What the task requires: Update the lines below by replacing "localize" with "locate" wherever it occurs, keeping everything else the same. Leave the pictures out.

====== Records to process

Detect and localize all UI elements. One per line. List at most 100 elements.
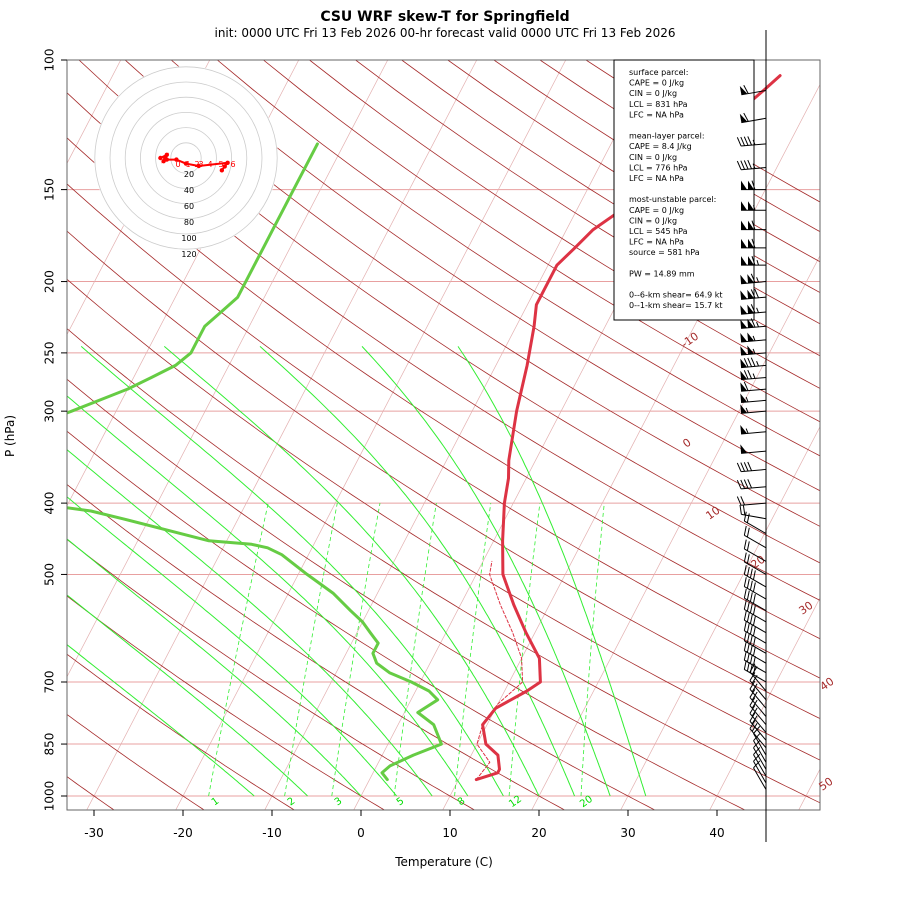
wind-barb-half-feather: [756, 307, 759, 313]
wind-barb-feather: [747, 136, 753, 146]
y-tick-label: 250: [43, 341, 57, 364]
mixing-ratio-line: [208, 503, 269, 797]
wind-barb-feather: [746, 661, 750, 672]
hodograph-ring-label: 120: [181, 250, 196, 259]
wind-barb-flag: [740, 393, 748, 403]
wind-barb-feather: [749, 614, 753, 624]
wind-barb-feather: [736, 479, 742, 490]
wind-barb-feather: [747, 461, 753, 471]
mixing-ratio-line: [508, 503, 541, 797]
wind-barb-feather: [751, 256, 756, 266]
x-axis-label: Temperature (C): [394, 855, 493, 869]
hodograph-km-label: 3: [198, 160, 203, 169]
wind-barb-feather: [752, 570, 756, 580]
hodograph-km-label: 2: [194, 160, 199, 169]
wind-barb-feather: [753, 726, 761, 734]
moist-adiabat-line: [67, 496, 397, 797]
wind-barb-feather: [746, 554, 750, 564]
wind-barb-flag: [740, 274, 748, 284]
wind-barb: [744, 520, 767, 535]
wind-barb-feather: [736, 137, 742, 147]
wind-barb-feather: [743, 85, 749, 94]
hodograph-point: [222, 164, 227, 169]
wind-barb: [741, 143, 767, 147]
wind-barb-feather: [736, 462, 742, 472]
dry-adiabat-line: [67, 328, 820, 804]
x-tick-label: 20: [531, 826, 546, 840]
wind-barb-flag: [741, 220, 747, 230]
x-tick-label: -30: [84, 826, 104, 840]
wind-barb-half-feather: [753, 205, 756, 211]
wind-barb: [749, 680, 767, 701]
wind-barb-flag: [739, 85, 748, 95]
wind-barb-feather: [746, 623, 750, 633]
wind-barb-feather: [746, 590, 750, 601]
wind-barb-feather: [752, 636, 756, 647]
wind-barb-feather: [749, 624, 753, 635]
wind-barb-feather: [743, 565, 747, 575]
wind-barb-feather: [740, 136, 746, 146]
wind-barb-feather: [750, 357, 756, 367]
hodograph-ring: [94, 66, 278, 250]
dry-adiabat-line: [67, 137, 820, 640]
wind-barb: [753, 733, 767, 756]
wind-barb-feather: [751, 180, 756, 190]
wind-barb-feather: [736, 496, 742, 506]
wind-barb-feather: [746, 643, 750, 653]
moist-adiabat-line: [67, 594, 308, 797]
hodograph-point: [183, 161, 189, 166]
wind-barb-feather: [746, 652, 750, 663]
moist-adiabat-line: [361, 346, 611, 797]
hodograph-background: [94, 66, 278, 250]
mixing-ratio-line: [331, 503, 381, 797]
info-line: source = 581 hPa: [629, 248, 700, 257]
dry-adiabat-line: [67, 713, 205, 810]
wind-barb-half-feather: [752, 163, 756, 169]
dry-adiabat-line: [67, 538, 476, 810]
wind-barb: [744, 669, 767, 683]
wind-barb-feather: [752, 605, 756, 615]
wind-barb-feather: [746, 566, 750, 577]
wind-barb-feather: [740, 462, 746, 472]
info-line: mean-layer parcel:: [629, 132, 705, 141]
hodograph-ring-label: 60: [184, 202, 194, 211]
wind-barb: [753, 747, 767, 770]
wind-barb-flag: [740, 290, 748, 300]
wind-barb-flag: [741, 201, 747, 211]
moist-adiabat-line: [67, 644, 255, 797]
dry-adiabat-label: -10: [679, 330, 701, 351]
wind-barb-flag: [741, 256, 747, 266]
wind-barb-feather: [746, 513, 750, 523]
wind-barb-feather: [752, 616, 756, 626]
y-tick-label: 100: [43, 49, 57, 72]
dry-adiabat-line: [124, 60, 820, 527]
wind-barb: [753, 740, 767, 763]
wind-barb-feather: [749, 644, 753, 655]
isotherm-line: [67, 60, 389, 678]
y-tick-label: 200: [43, 270, 57, 293]
mixing-ratio-label: 8: [456, 796, 468, 809]
wind-barb-feather: [751, 699, 758, 709]
mixing-ratio-label: 2: [286, 796, 298, 809]
hodograph-point: [196, 163, 201, 169]
moist-adiabat-line: [67, 448, 433, 797]
x-tick-label: 40: [709, 826, 724, 840]
wind-barb-feather: [751, 715, 758, 725]
wind-barb-feather: [751, 674, 758, 684]
hodograph-km-label: 6: [230, 160, 235, 169]
wind-barb: [741, 296, 767, 300]
wind-barb: [741, 376, 767, 381]
wind-barb-feather: [743, 358, 749, 368]
isotherm-line: [798, 768, 820, 810]
wind-barb-feather: [753, 753, 761, 762]
wind-barb-feather: [751, 238, 756, 249]
dry-adiabat-line: [309, 60, 820, 389]
info-line: LFC = NA hPa: [629, 238, 684, 247]
dry-adiabat-line: [67, 92, 820, 601]
wind-barb: [749, 671, 767, 692]
dry-adiabat-label: 50: [817, 775, 836, 794]
wind-barb-feather: [749, 680, 756, 690]
wind-barb-feather: [751, 707, 758, 717]
wind-barb-feather: [746, 527, 750, 538]
wind-barb-feather: [743, 381, 749, 391]
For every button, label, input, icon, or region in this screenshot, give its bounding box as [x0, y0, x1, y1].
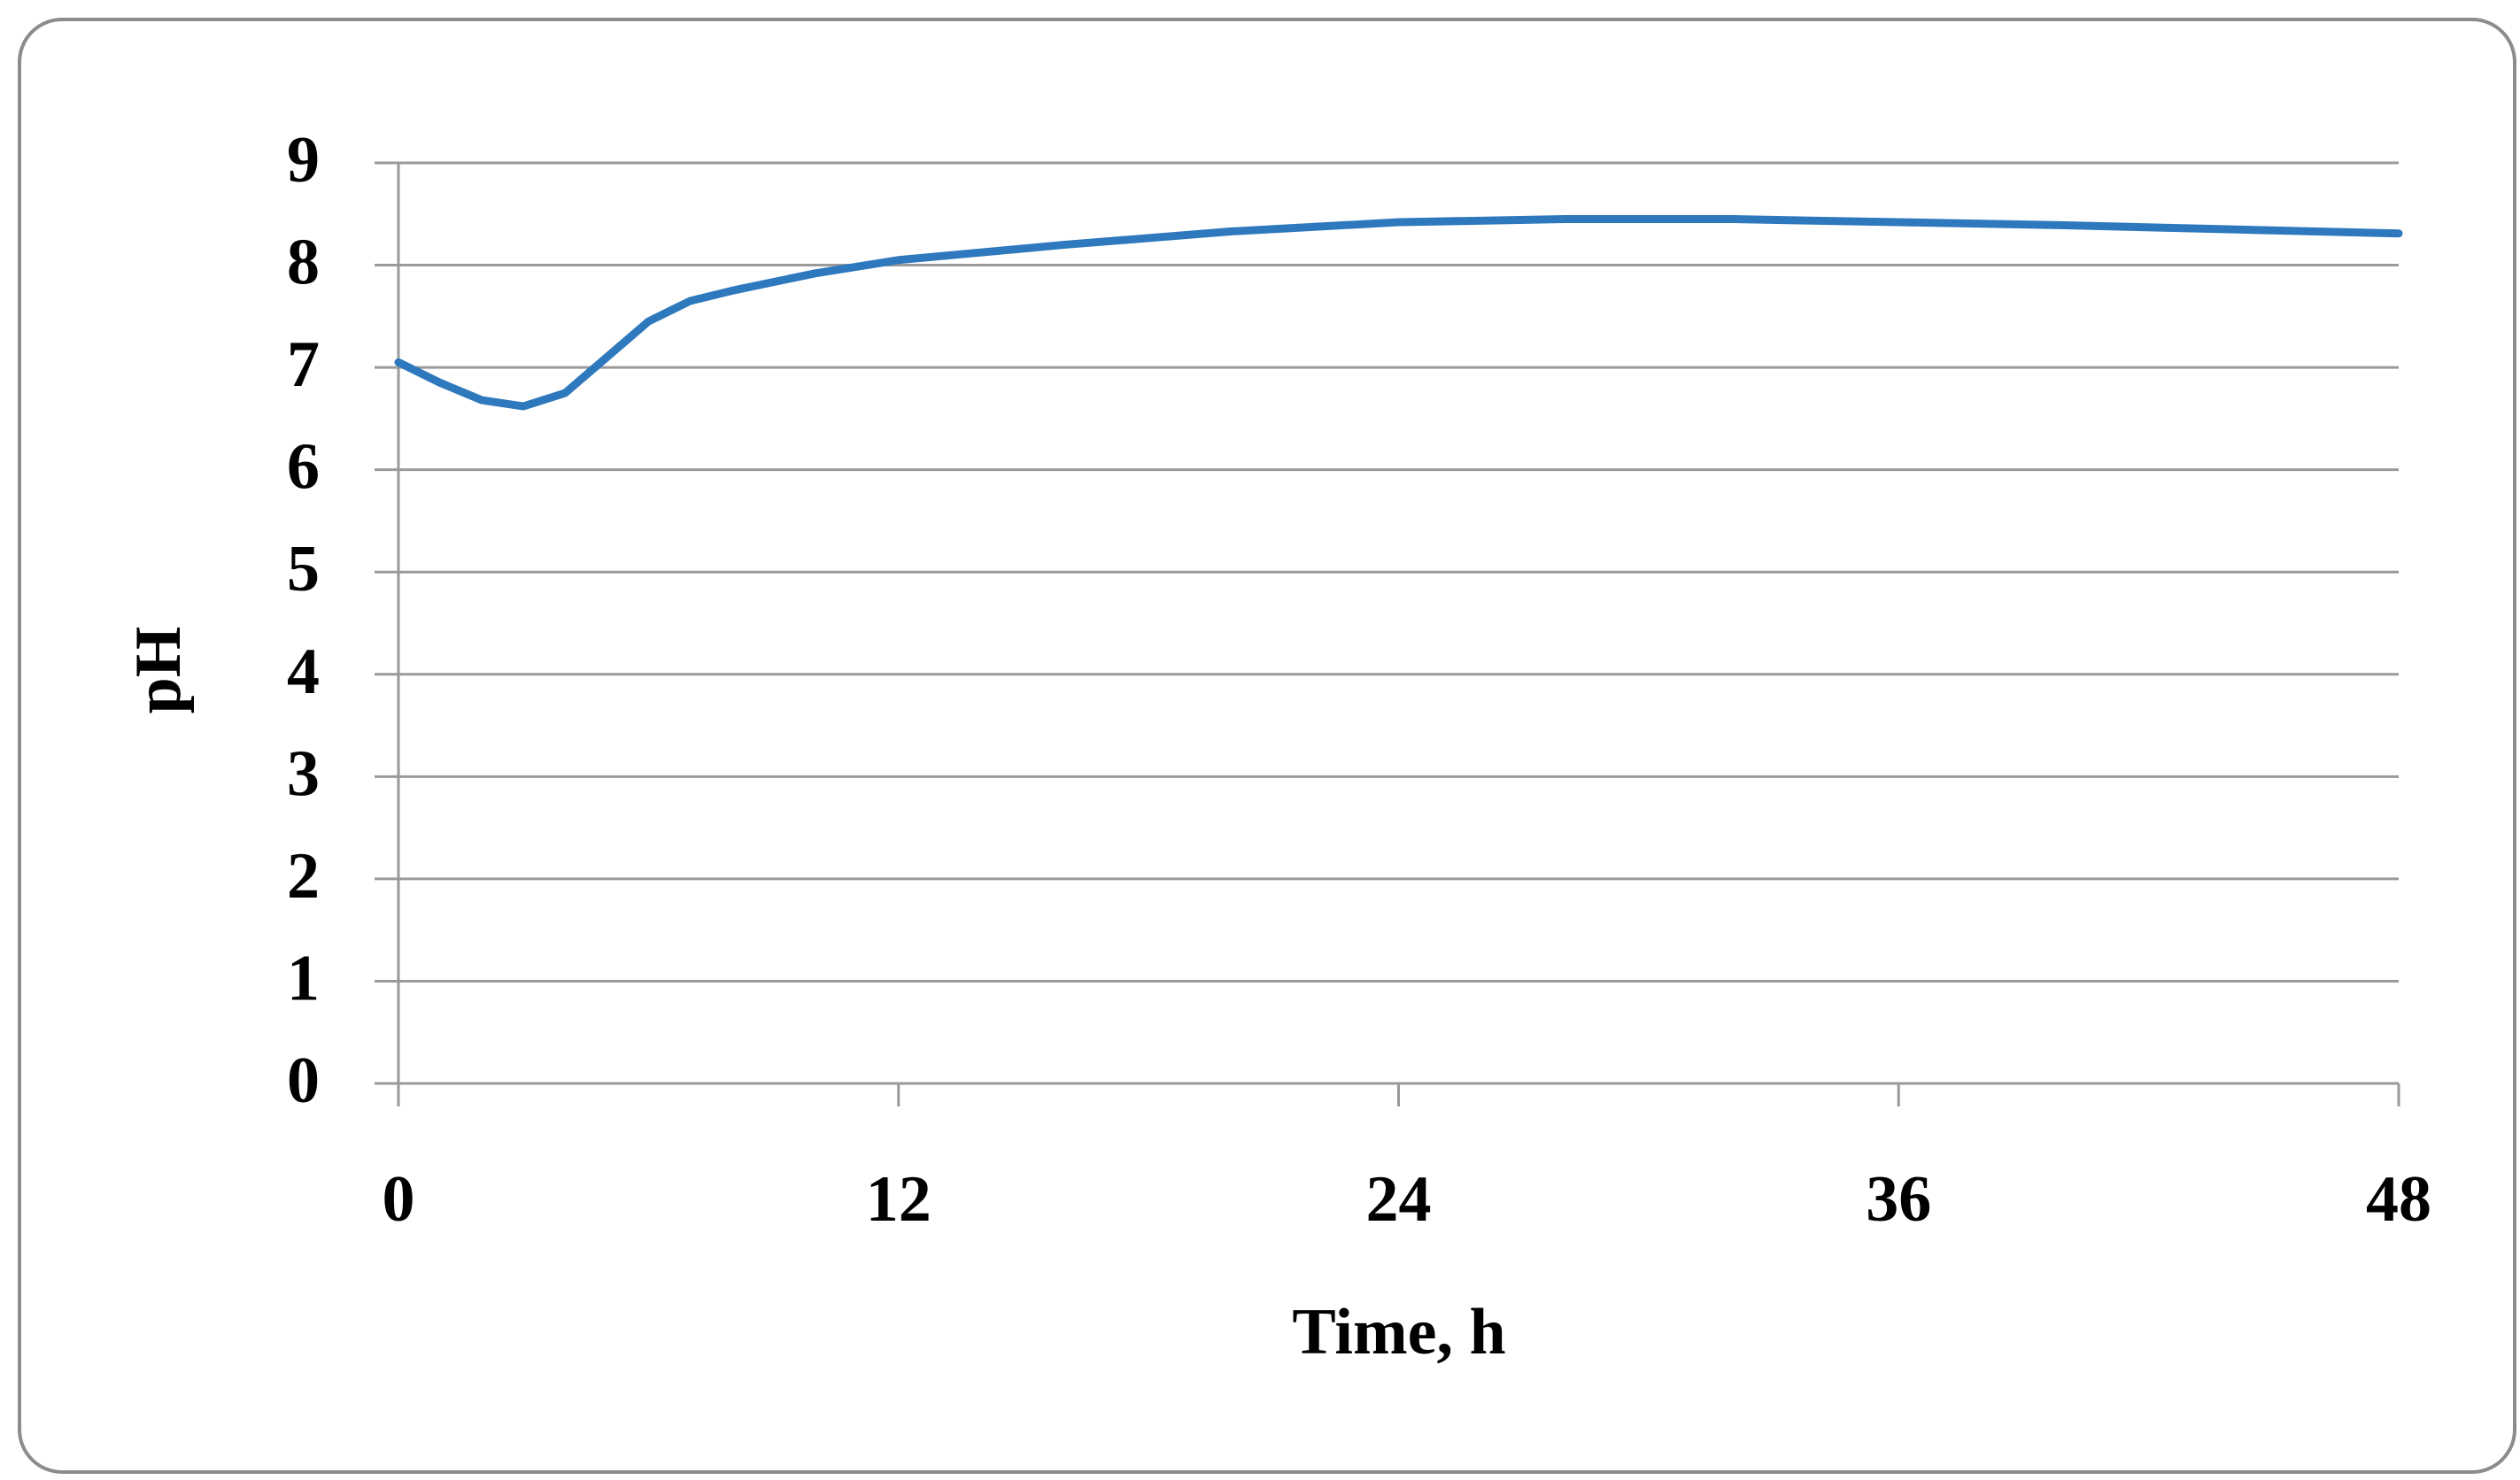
- x-tick-label: 48: [2366, 1163, 2431, 1236]
- y-tick-label: 6: [287, 431, 320, 504]
- chart-frame: [18, 18, 2516, 1474]
- x-tick-label: 0: [383, 1163, 415, 1236]
- data-line: [394, 215, 2403, 411]
- y-tick-label: 2: [287, 840, 320, 913]
- x-tick-label: 36: [1866, 1163, 1931, 1236]
- x-axis-title: Time, h: [1292, 1296, 1505, 1368]
- y-tick-label: 5: [287, 533, 320, 605]
- y-tick-label: 3: [287, 737, 320, 810]
- y-tick-label: 4: [287, 636, 320, 708]
- y-axis-title: pH: [122, 627, 195, 714]
- y-tick-label: 9: [287, 124, 320, 197]
- y-tick-label: 1: [287, 942, 320, 1014]
- y-tick-label: 8: [287, 227, 320, 299]
- x-tick-label: 12: [866, 1163, 931, 1236]
- x-tick-label: 24: [1366, 1163, 1432, 1236]
- y-tick-label: 0: [287, 1044, 320, 1117]
- y-tick-label: 7: [287, 328, 320, 401]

============

Result of the task:
Detect and locate all UI elements. One per line. List at most 100 elements.
wind-barb-half-feather: [756, 307, 759, 313]
wind-barb-feather: [747, 136, 753, 146]
y-tick-label: 250: [43, 341, 57, 364]
mixing-ratio-line: [208, 503, 269, 797]
wind-barb-feather: [746, 661, 750, 672]
hodograph-ring-label: 120: [181, 250, 196, 259]
wind-barb-flag: [740, 393, 748, 403]
wind-barb-feather: [749, 614, 753, 624]
wind-barb-feather: [736, 479, 742, 490]
wind-barb-feather: [747, 461, 753, 471]
mixing-ratio-line: [508, 503, 541, 797]
wind-barb-feather: [751, 256, 756, 266]
x-axis-label: Temperature (C): [394, 855, 493, 869]
hodograph-km-label: 3: [198, 160, 203, 169]
wind-barb-feather: [752, 570, 756, 580]
hodograph-km-label: 2: [194, 160, 199, 169]
wind-barb-feather: [753, 726, 761, 734]
moist-adiabat-line: [67, 496, 397, 797]
wind-barb-feather: [746, 554, 750, 564]
wind-barb-flag: [740, 274, 748, 284]
wind-barb: [744, 520, 767, 535]
wind-barb-feather: [736, 137, 742, 147]
wind-barb-feather: [743, 85, 749, 94]
hodograph-point: [222, 164, 227, 169]
wind-barb: [741, 143, 767, 147]
wind-barb-feather: [736, 462, 742, 472]
dry-adiabat-line: [67, 328, 820, 804]
x-tick-label: 20: [531, 826, 546, 840]
wind-barb-flag: [741, 220, 747, 230]
x-tick-label: -30: [84, 826, 104, 840]
wind-barb-half-feather: [753, 205, 756, 211]
wind-barb: [749, 680, 767, 701]
wind-barb-flag: [739, 85, 748, 95]
wind-barb-feather: [746, 623, 750, 633]
wind-barb-feather: [746, 590, 750, 601]
wind-barb-feather: [752, 636, 756, 647]
wind-barb-feather: [749, 624, 753, 635]
wind-barb-feather: [743, 565, 747, 575]
wind-barb-feather: [740, 136, 746, 146]
wind-barb-feather: [750, 357, 756, 367]
hodograph-ring: [94, 66, 278, 250]
dry-adiabat-line: [67, 137, 820, 640]
wind-barb: [753, 733, 767, 756]
wind-barb-feather: [751, 180, 756, 190]
wind-barb-feather: [736, 496, 742, 506]
wind-barb-feather: [746, 643, 750, 653]
moist-adiabat-line: [67, 594, 308, 797]
hodograph-point: [183, 161, 189, 166]
wind-barb-feather: [746, 652, 750, 663]
moist-adiabat-line: [361, 346, 611, 797]
hodograph-background: [94, 66, 278, 250]
mixing-ratio-line: [331, 503, 381, 797]
info-line: source = 581 hPa: [629, 248, 700, 257]
dry-adiabat-line: [67, 713, 205, 810]
wind-barb-half-feather: [752, 163, 756, 169]
dry-adiabat-line: [67, 538, 476, 810]
wind-barb: [744, 669, 767, 683]
wind-barb-feather: [752, 605, 756, 615]
wind-barb-feather: [746, 566, 750, 577]
wind-barb-feather: [740, 462, 746, 472]
info-line: mean-layer parcel:: [629, 132, 705, 141]
hodograph-ring-label: 60: [184, 202, 194, 211]
wind-barb: [753, 747, 767, 770]
wind-barb-flag: [740, 290, 748, 300]
wind-barb-flag: [741, 201, 747, 211]
moist-adiabat-line: [67, 644, 255, 797]
dry-adiabat-label: -10: [679, 330, 701, 351]
wind-barb-flag: [741, 256, 747, 266]
wind-barb-feather: [746, 513, 750, 523]
wind-barb-feather: [752, 616, 756, 626]
y-tick-label: 100: [43, 49, 57, 72]
dry-adiabat-line: [124, 60, 820, 527]
wind-barb: [753, 740, 767, 763]
wind-barb-feather: [749, 644, 753, 655]
isotherm-line: [67, 60, 389, 678]
y-tick-label: 200: [43, 270, 57, 293]
mixing-ratio-label: 8: [456, 796, 468, 809]
wind-barb-feather: [751, 699, 758, 709]
mixing-ratio-label: 2: [286, 796, 298, 809]
hodograph-point: [196, 163, 201, 169]
moist-adiabat-line: [67, 448, 433, 797]
x-tick-label: 40: [709, 826, 724, 840]
wind-barb-feather: [751, 715, 758, 725]
wind-barb-feather: [751, 674, 758, 684]
hodograph-km-label: 6: [230, 160, 235, 169]
wind-barb: [741, 296, 767, 300]
wind-barb: [741, 376, 767, 381]
wind-barb-feather: [743, 358, 749, 368]
isotherm-line: [798, 768, 820, 810]
wind-barb-feather: [753, 753, 761, 762]
wind-barb-feather: [751, 238, 756, 249]
dry-adiabat-line: [309, 60, 820, 389]
info-line: LFC = NA hPa: [629, 238, 684, 247]
dry-adiabat-line: [67, 92, 820, 601]
wind-barb: [749, 671, 767, 692]
dry-adiabat-label: 50: [817, 775, 836, 794]
wind-barb-feather: [749, 680, 756, 690]
wind-barb-feather: [751, 707, 758, 717]
wind-barb-feather: [746, 527, 750, 538]
wind-barb-feather: [743, 381, 749, 391]
For every button, label, input, icon, or region in this screenshot, give its bounding box as [x0, y0, x1, y1].
- x-tick-label: 48: [2366, 1163, 2431, 1236]
- y-tick-label: 6: [287, 431, 320, 504]
- chart-frame: [18, 18, 2516, 1474]
- x-tick-label: 0: [383, 1163, 415, 1236]
- data-line: [394, 215, 2403, 411]
- y-tick-label: 2: [287, 840, 320, 913]
- x-tick-label: 36: [1866, 1163, 1931, 1236]
- x-axis-title: Time, h: [1292, 1296, 1505, 1368]
- y-tick-label: 5: [287, 533, 320, 605]
- y-tick-label: 3: [287, 737, 320, 810]
- y-tick-label: 4: [287, 636, 320, 708]
- y-axis-title: pH: [122, 627, 195, 714]
- y-tick-label: 9: [287, 124, 320, 197]
- y-tick-label: 1: [287, 942, 320, 1014]
- y-tick-label: 8: [287, 227, 320, 299]
- x-tick-label: 12: [866, 1163, 931, 1236]
- x-tick-label: 24: [1366, 1163, 1432, 1236]
- y-tick-label: 0: [287, 1044, 320, 1117]
- y-tick-label: 7: [287, 328, 320, 401]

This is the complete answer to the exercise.